** What is required **
Reproduce the listing verbatim.

** Input for this task **
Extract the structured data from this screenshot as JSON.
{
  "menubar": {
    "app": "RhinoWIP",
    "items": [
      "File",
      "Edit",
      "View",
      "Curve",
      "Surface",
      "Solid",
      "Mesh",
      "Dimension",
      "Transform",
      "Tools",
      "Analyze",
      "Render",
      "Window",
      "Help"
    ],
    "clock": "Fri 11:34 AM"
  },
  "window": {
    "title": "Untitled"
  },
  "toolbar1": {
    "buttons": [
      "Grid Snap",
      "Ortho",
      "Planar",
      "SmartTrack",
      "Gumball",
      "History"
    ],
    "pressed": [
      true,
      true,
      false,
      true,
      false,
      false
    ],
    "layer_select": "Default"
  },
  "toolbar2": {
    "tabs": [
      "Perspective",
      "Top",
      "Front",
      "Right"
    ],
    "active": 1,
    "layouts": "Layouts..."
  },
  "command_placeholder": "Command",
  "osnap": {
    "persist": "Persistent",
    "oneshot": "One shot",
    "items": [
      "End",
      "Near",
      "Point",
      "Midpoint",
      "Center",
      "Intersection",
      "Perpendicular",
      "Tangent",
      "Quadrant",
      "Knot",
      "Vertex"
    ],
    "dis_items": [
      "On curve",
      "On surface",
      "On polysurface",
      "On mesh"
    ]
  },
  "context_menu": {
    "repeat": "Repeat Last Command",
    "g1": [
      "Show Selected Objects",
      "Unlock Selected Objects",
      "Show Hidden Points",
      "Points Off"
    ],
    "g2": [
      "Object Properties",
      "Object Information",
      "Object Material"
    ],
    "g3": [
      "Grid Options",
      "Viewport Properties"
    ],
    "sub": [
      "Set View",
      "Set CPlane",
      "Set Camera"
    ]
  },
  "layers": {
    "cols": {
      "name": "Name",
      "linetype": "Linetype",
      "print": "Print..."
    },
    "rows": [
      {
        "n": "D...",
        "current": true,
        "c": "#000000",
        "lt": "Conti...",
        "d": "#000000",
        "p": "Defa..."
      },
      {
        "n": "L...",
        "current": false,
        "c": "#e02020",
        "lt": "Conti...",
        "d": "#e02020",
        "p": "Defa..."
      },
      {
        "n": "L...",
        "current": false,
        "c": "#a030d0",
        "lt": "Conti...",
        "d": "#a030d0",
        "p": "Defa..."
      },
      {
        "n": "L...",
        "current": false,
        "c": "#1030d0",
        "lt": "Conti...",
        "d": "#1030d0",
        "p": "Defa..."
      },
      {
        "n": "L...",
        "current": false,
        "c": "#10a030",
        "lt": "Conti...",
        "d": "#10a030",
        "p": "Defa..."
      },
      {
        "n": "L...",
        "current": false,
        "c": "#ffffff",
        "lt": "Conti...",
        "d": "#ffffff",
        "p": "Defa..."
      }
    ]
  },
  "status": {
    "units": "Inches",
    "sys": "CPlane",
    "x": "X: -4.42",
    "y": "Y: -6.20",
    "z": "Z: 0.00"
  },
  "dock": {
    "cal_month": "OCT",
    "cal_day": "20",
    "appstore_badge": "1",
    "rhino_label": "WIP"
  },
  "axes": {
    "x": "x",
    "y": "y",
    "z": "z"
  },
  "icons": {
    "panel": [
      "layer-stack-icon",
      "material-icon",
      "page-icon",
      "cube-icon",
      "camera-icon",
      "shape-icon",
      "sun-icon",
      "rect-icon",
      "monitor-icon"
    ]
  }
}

** The result **
Extract the structured data from this screenshot as JSON.
{
  "menubar": {
    "app": "RhinoWIP",
    "items": [
      "File",
      "Edit",
      "View",
      "Curve",
      "Surface",
      "Solid",
      "Mesh",
      "Dimension",
      "Transform",
      "Tools",
      "Analyze",
      "Render",
      "Window",
      "Help"
    ],
    "clock": "Fri 11:34 AM"
  },
  "window": {
    "title": "Untitled"
  },
  "toolbar1": {
    "buttons": [
      "Grid Snap",
      "Ortho",
      "Planar",
      "SmartTrack",
      "Gumball",
      "History"
    ],
    "pressed": [
      true,
      true,
      false,
      true,
      false,
      false
    ],
    "layer_select": "Default"
  },
  "toolbar2": {
    "tabs": [
      "Perspective",
      "Top",
      "Front",
      "Right"
    ],
    "active": 1,
    "layouts": "Layouts..."
  },
  "command_placeholder": "Command",
  "osnap": {
    "persist": "Persistent",
    "oneshot": "One shot",
    "items": [
      "End",
      "Near",
      "Point",
      "Midpoint",
      "Center",
      "Intersection",
      "Perpendicular",
      "Tangent",
      "Quadrant",
      "Knot",
      "Vertex"
    ],
    "dis_items": [
      "On curve",
      "On surface",
      "On polysurface",
      "On mesh"
    ]
  },
  "context_menu": {
    "repeat": "Repeat Last Command",
    "g1": [
      "Show Selected Objects",
      "Unlock Selected Objects",
      "Show Hidden Points",
      "Points Off"
    ],
    "g2": [
      "Object Properties",
      "Object Information",
      "Object Material"
    ],
    "g3": [
      "Grid Options",
      "Viewport Properties"
    ],
    "sub": [
      "Set View",
      "Set CPlane",
      "Set Camera"
    ]
  },
  "layers": {
    "cols": {
      "name": "Name",
      "linetype": "Linetype",
      "print": "Print..."
    },
    "rows": [
      {
        "n": "D...",
        "current": true,
        "c": "#000000",
        "lt": "Conti...",
        "d": "#000000",
        "p": "Defa..."
      },
      {
        "n": "L...",
        "current": false,
        "c": "#e02020",
        "lt": "Conti...",
        "d": "#e02020",
        "p": "Defa..."
      },
      {
        "n": "L...",
        "current": false,
        "c": "#a030d0",
        "lt": "Conti...",
        "d": "#a030d0",
        "p": "Defa..."
      },
      {
        "n": "L...",
        "current": false,
        "c": "#1030d0",
        "lt": "Conti...",
        "d": "#1030d0",
        "p": "Defa..."
      },
      {
        "n": "L...",
        "current": false,
        "c": "#10a030",
        "lt": "Conti...",
        "d": "#10a030",
        "p": "Defa..."
      },
      {
        "n": "L...",
        "current": false,
        "c": "#ffffff",
        "lt": "Conti...",
        "d": "#ffffff",
        "p": "Defa..."
      }
    ]
  },
  "status": {
    "units": "Inches",
    "sys": "CPlane",
    "x": "X: -4.42",
    "y": "Y: -6.20",
    "z": "Z: 0.00"
  },
  "dock": {
    "cal_month": "OCT",
    "cal_day": "20",
    "appstore_badge": "1",
    "rhino_label": "WIP"
  },
  "axes": {
    "x": "x",
    "y": "y",
    "z": "z"
  },
  "icons": {
    "panel": [
      "layer-stack-icon",
      "material-icon",
      "page-icon",
      "cube-icon",
      "camera-icon",
      "shape-icon",
      "sun-icon",
      "rect-icon",
      "monitor-icon"
    ]
  }
}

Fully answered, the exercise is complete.